— Begin Data for this exercise —

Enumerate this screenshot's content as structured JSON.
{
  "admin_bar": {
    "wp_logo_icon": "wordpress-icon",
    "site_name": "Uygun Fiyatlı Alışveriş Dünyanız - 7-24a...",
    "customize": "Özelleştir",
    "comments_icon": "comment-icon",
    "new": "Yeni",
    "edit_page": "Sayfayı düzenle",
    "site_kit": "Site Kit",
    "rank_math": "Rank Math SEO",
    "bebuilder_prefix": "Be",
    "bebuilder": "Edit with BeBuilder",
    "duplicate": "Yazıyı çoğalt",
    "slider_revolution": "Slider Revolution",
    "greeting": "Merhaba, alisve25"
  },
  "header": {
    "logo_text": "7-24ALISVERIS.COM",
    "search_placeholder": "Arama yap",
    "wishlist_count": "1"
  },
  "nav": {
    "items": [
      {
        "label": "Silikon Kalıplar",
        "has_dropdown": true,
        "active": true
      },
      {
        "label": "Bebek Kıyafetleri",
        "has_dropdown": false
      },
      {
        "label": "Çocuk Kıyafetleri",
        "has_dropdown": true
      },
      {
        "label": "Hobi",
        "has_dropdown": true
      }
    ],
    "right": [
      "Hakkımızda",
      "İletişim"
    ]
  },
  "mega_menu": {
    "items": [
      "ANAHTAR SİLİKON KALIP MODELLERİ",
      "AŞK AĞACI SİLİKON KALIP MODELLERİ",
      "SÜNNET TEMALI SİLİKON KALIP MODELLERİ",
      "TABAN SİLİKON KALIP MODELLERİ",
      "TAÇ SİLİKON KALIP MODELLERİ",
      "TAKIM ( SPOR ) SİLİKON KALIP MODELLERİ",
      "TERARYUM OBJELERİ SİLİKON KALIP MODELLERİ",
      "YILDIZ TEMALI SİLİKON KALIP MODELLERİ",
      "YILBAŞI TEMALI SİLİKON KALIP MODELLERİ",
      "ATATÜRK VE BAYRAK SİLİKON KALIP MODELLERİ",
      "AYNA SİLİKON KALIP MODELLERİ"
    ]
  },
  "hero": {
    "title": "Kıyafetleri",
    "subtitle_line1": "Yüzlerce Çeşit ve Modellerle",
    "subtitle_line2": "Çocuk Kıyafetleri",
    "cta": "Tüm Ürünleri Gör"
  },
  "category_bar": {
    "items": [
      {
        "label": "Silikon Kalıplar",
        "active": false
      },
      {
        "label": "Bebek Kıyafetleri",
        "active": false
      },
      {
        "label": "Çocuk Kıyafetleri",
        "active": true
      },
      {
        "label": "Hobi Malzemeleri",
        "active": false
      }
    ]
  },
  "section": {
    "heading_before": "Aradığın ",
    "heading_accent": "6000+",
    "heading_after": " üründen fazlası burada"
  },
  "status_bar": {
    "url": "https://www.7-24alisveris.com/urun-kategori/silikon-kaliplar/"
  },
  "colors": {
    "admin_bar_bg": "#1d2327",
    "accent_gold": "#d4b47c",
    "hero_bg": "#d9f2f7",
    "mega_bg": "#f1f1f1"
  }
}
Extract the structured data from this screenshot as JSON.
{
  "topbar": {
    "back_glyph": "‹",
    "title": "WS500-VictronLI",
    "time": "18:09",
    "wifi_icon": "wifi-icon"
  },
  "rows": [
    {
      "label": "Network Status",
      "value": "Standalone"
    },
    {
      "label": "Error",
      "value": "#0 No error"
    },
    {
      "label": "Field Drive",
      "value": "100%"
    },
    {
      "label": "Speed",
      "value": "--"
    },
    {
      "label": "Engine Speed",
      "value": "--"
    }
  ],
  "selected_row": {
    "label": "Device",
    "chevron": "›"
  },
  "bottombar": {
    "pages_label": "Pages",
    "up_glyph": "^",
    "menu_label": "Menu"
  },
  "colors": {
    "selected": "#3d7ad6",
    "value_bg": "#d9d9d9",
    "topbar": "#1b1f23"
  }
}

— End Data for this exercise —

§ Task prompt
Write out, word for word, every line from the one containing "Extract the structured" through the last line of the records above.

§ Answer for this exercise
Extract the structured data from this screenshot as JSON.
{
  "topbar": {
    "back_glyph": "‹",
    "title": "WS500-VictronLI",
    "time": "18:09",
    "wifi_icon": "wifi-icon"
  },
  "rows": [
    {
      "label": "Network Status",
      "value": "Standalone"
    },
    {
      "label": "Error",
      "value": "#0 No error"
    },
    {
      "label": "Field Drive",
      "value": "100%"
    },
    {
      "label": "Speed",
      "value": "--"
    },
    {
      "label": "Engine Speed",
      "value": "--"
    }
  ],
  "selected_row": {
    "label": "Device",
    "chevron": "›"
  },
  "bottombar": {
    "pages_label": "Pages",
    "up_glyph": "^",
    "menu_label": "Menu"
  },
  "colors": {
    "selected": "#3d7ad6",
    "value_bg": "#d9d9d9",
    "topbar": "#1b1f23"
  }
}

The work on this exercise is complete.